→ **Exercise**
Read the lines that follow and pick out every one containing the word "pictures".

→ **Data shown**
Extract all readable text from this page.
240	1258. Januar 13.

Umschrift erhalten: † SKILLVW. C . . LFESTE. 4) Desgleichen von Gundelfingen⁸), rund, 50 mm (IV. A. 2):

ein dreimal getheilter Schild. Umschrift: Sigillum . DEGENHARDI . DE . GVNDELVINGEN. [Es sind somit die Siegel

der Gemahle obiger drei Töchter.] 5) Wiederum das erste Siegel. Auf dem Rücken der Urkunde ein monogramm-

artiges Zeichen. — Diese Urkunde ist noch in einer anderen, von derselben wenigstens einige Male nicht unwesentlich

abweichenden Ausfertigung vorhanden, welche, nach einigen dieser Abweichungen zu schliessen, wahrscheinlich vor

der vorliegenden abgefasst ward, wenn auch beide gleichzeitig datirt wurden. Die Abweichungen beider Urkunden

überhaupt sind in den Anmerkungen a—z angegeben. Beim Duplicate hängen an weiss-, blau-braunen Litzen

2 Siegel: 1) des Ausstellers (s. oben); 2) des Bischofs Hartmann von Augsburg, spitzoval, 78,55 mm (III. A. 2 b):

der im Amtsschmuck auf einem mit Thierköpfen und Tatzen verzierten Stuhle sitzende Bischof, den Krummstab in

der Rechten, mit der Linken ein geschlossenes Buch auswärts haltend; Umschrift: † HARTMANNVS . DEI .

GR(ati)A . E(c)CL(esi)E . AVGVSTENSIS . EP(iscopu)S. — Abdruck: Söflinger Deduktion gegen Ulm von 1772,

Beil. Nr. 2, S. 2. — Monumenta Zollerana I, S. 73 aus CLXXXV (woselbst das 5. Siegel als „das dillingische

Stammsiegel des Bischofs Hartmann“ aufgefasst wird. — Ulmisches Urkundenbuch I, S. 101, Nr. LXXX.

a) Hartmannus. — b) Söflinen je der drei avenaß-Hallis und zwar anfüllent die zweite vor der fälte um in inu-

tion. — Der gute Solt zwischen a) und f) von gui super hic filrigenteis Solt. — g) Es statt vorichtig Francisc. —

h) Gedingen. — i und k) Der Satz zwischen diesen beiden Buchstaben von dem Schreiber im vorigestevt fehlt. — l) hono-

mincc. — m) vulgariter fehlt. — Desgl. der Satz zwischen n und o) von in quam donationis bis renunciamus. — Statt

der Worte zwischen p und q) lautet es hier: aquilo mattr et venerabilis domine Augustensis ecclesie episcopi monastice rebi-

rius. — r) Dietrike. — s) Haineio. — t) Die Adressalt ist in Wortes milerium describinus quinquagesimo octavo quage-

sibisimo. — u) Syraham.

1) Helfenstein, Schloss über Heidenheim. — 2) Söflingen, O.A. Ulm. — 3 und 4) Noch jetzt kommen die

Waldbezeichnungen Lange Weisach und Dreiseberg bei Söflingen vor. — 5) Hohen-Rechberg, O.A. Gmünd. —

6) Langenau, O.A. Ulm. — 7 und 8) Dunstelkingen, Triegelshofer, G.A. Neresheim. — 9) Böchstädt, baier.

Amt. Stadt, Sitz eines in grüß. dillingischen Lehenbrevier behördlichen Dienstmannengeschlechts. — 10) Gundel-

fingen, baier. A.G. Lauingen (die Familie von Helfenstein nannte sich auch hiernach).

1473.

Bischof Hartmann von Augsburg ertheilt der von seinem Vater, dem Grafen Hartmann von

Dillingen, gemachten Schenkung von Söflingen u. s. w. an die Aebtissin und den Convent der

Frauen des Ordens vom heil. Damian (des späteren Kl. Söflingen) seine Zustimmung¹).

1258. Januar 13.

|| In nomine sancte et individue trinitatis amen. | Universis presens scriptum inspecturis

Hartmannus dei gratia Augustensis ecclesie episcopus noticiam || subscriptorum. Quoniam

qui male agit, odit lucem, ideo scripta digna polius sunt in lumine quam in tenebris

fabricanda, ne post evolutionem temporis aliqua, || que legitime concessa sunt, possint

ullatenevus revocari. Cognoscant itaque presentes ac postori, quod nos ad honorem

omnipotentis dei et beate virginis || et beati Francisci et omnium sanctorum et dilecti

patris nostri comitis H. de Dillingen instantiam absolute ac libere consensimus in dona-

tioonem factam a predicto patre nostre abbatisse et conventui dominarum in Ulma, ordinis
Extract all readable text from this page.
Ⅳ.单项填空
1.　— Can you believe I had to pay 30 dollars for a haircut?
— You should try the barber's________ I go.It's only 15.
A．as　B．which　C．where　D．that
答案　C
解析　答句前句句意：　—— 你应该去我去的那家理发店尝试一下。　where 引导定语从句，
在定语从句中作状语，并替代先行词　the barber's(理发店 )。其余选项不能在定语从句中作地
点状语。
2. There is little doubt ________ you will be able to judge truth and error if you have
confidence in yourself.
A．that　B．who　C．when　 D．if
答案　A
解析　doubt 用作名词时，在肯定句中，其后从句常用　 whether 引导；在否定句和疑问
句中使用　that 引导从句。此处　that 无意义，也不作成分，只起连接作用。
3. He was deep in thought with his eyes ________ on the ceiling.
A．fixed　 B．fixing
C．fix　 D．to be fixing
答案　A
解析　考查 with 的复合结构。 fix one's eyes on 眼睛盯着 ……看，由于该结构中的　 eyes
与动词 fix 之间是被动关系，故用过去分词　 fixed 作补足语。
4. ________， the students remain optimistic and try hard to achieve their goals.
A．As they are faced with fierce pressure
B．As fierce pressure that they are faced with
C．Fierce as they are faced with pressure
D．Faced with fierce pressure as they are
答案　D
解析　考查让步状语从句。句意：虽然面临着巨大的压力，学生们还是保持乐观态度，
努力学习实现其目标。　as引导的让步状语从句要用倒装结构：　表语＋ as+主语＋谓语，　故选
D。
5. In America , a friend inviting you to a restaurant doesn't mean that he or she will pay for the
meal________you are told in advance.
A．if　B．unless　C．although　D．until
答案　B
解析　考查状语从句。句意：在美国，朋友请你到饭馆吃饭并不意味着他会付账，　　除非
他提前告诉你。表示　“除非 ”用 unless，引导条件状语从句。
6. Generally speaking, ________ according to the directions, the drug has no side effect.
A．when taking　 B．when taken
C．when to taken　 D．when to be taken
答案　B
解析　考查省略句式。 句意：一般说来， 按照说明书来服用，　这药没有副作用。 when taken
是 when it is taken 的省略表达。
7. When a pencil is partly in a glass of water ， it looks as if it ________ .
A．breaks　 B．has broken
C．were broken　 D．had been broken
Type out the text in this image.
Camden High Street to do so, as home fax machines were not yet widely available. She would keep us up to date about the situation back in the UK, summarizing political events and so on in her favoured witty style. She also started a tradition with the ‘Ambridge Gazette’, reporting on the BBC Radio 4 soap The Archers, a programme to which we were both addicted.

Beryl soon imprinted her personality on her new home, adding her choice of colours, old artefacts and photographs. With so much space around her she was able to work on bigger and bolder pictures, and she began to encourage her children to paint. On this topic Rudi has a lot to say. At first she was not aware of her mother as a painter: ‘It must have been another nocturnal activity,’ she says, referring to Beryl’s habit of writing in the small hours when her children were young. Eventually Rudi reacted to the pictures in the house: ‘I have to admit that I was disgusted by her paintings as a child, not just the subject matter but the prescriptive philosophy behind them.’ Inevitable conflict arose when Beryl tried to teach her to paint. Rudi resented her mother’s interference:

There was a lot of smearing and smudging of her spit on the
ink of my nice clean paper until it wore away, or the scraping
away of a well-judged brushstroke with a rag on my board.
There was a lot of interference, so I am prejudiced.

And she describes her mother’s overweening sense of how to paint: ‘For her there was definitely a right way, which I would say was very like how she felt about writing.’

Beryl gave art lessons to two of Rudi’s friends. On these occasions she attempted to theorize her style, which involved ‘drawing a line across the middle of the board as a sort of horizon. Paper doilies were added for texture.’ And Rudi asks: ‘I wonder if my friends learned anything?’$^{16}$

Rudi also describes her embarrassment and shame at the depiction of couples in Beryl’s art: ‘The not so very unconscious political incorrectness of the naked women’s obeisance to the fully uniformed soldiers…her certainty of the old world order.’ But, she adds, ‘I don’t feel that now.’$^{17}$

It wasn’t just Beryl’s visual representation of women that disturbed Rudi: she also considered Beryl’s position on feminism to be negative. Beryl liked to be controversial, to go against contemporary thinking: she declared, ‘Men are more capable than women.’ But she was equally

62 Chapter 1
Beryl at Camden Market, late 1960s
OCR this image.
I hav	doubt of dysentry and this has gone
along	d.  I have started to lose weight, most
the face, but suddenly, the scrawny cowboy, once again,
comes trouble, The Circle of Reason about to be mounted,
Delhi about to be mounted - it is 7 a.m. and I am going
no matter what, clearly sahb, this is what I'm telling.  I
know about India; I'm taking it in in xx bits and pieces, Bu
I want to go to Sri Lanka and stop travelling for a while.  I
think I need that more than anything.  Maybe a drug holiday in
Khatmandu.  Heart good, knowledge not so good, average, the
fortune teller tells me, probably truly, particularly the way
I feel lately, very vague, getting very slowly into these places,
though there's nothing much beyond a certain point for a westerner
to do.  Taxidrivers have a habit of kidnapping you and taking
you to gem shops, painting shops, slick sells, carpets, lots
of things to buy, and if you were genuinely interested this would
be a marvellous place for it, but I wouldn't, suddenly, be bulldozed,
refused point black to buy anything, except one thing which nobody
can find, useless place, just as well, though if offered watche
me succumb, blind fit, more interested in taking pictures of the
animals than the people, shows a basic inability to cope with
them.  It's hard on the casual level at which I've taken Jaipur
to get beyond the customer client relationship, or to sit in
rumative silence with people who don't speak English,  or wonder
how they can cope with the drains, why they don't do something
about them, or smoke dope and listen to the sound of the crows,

→ **Result below**
Beryl soon imprinted her personality on her new home, adding her choice of colours, old artefacts and photographs. With so much space around her she was able to work on bigger and bolder pictures, and she began to encourage her children to paint. On this topic Rudi has a lot to say. At first she was not aware of her mother as a painter: ‘It must have been another nocturnal activity,’ she says, referring to Beryl’s habit of writing in the small hours when her children were young. Eventually Rudi reacted to the pictures in the house: ‘I have to admit that I was disgusted by her paintings as a child, not just the subject matter but the prescriptive philosophy behind them.’ Inevitable conflict arose when Beryl tried to teach her to paint. Rudi resented her mother’s interference:
me succumb, blind fit, more interested in taking pictures of the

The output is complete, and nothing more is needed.